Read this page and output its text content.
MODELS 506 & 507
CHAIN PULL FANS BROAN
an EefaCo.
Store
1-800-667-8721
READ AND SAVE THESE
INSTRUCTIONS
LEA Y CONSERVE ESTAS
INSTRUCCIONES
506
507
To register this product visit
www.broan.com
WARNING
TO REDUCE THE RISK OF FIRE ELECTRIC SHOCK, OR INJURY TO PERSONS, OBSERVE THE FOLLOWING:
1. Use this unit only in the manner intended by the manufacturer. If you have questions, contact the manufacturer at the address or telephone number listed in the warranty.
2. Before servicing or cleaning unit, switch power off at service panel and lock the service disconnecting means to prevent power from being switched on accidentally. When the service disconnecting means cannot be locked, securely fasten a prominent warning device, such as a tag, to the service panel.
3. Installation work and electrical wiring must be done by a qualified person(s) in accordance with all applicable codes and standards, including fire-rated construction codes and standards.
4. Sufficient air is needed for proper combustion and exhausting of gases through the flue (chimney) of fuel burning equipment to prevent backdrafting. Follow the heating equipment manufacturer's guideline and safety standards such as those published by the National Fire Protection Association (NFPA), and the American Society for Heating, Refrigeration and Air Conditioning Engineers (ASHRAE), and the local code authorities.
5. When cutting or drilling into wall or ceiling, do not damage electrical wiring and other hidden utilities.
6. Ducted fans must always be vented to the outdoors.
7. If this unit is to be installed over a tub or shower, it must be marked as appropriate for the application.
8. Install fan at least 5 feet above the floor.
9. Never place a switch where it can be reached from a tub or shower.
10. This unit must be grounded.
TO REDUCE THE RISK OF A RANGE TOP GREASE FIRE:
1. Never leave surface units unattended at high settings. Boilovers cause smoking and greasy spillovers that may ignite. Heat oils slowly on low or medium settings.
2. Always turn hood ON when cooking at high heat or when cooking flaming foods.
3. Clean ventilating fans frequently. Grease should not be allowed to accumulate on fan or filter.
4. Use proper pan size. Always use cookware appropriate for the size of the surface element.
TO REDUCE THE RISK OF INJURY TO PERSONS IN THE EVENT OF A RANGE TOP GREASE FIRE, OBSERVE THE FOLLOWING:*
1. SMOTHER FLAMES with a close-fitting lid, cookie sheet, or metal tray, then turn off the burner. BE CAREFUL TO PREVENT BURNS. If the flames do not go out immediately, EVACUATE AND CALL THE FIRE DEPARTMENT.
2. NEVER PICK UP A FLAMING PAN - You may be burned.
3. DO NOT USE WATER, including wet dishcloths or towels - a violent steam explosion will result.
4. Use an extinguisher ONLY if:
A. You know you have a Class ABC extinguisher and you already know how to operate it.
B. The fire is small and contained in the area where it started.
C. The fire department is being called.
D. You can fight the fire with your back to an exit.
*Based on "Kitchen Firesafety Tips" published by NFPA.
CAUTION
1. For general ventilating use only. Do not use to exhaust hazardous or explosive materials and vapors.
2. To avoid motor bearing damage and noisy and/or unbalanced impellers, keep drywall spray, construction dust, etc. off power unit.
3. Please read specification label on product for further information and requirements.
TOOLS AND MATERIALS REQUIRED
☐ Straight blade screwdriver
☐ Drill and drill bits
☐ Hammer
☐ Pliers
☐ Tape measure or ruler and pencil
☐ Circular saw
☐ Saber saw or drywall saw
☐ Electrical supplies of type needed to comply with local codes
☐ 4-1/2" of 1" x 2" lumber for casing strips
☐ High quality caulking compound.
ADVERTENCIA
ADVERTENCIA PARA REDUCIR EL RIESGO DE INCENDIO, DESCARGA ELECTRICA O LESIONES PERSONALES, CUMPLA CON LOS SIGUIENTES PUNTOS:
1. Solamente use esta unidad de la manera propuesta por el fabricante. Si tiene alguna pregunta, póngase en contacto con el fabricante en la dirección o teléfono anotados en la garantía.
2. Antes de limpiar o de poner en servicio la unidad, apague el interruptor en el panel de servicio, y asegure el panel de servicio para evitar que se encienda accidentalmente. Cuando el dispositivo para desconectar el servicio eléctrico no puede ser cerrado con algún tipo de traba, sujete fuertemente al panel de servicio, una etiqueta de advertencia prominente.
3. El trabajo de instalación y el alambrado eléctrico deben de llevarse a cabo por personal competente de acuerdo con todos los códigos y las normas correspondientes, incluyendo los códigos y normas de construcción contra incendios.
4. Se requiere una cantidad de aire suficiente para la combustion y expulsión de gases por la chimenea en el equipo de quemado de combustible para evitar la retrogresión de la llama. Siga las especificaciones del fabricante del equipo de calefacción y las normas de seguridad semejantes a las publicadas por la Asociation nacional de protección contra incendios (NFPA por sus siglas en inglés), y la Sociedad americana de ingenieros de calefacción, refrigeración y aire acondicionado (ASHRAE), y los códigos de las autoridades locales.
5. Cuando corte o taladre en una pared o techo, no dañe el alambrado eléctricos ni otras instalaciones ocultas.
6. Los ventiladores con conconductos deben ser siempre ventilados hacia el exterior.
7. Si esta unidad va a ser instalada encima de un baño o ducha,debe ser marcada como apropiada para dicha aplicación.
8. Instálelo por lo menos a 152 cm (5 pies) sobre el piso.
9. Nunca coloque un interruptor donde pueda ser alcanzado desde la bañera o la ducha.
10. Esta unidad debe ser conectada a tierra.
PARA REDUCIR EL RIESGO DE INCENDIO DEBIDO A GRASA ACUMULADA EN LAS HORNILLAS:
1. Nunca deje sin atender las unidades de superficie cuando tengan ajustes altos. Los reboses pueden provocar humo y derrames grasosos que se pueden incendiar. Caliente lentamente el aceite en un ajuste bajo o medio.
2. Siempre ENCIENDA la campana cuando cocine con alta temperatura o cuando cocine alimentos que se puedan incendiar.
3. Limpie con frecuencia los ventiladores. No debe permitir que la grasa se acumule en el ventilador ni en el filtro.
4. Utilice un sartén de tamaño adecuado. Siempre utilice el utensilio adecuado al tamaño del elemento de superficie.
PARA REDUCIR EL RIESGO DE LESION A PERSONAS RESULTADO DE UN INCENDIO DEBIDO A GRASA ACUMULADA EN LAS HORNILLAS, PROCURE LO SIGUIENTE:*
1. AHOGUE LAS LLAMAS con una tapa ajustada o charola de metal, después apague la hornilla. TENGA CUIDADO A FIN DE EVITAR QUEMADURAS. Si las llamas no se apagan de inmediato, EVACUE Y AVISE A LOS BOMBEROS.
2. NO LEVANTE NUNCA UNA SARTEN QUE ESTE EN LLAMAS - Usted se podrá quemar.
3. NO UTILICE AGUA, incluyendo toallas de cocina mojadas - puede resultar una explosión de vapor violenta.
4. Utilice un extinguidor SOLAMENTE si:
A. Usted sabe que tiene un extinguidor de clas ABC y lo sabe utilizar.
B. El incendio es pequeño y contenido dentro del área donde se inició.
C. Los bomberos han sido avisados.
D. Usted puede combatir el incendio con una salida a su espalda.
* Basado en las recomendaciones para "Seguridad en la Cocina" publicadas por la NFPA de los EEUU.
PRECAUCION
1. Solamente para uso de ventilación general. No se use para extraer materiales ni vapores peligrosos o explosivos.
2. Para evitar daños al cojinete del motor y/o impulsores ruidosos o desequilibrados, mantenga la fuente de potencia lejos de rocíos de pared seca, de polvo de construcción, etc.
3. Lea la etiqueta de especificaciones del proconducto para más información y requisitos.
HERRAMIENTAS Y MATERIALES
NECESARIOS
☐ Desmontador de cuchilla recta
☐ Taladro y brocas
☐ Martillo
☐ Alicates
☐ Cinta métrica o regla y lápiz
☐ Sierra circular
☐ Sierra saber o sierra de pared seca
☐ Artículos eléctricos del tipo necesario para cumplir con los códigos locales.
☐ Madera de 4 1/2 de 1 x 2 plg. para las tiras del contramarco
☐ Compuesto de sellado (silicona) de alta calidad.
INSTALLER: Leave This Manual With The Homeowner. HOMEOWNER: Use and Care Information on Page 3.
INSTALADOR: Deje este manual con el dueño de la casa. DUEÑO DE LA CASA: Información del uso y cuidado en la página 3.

┄┄┄┄┄┄

### WHAT THE EXERCISE ASKS
Pull out all lines of the data with the string "motor".

### PROBLEM SOLUTION
2. To avoid motor bearing damage and noisy and/or unbalanced impellers, keep drywall spray, construction dust, etc. off power unit.
2. Para evitar daños al cojinete del motor y/o impulsores ruidosos o desequilibrados, mantenga la fuente de potencia lejos de rocíos de pared seca, de polvo de construcción, etc.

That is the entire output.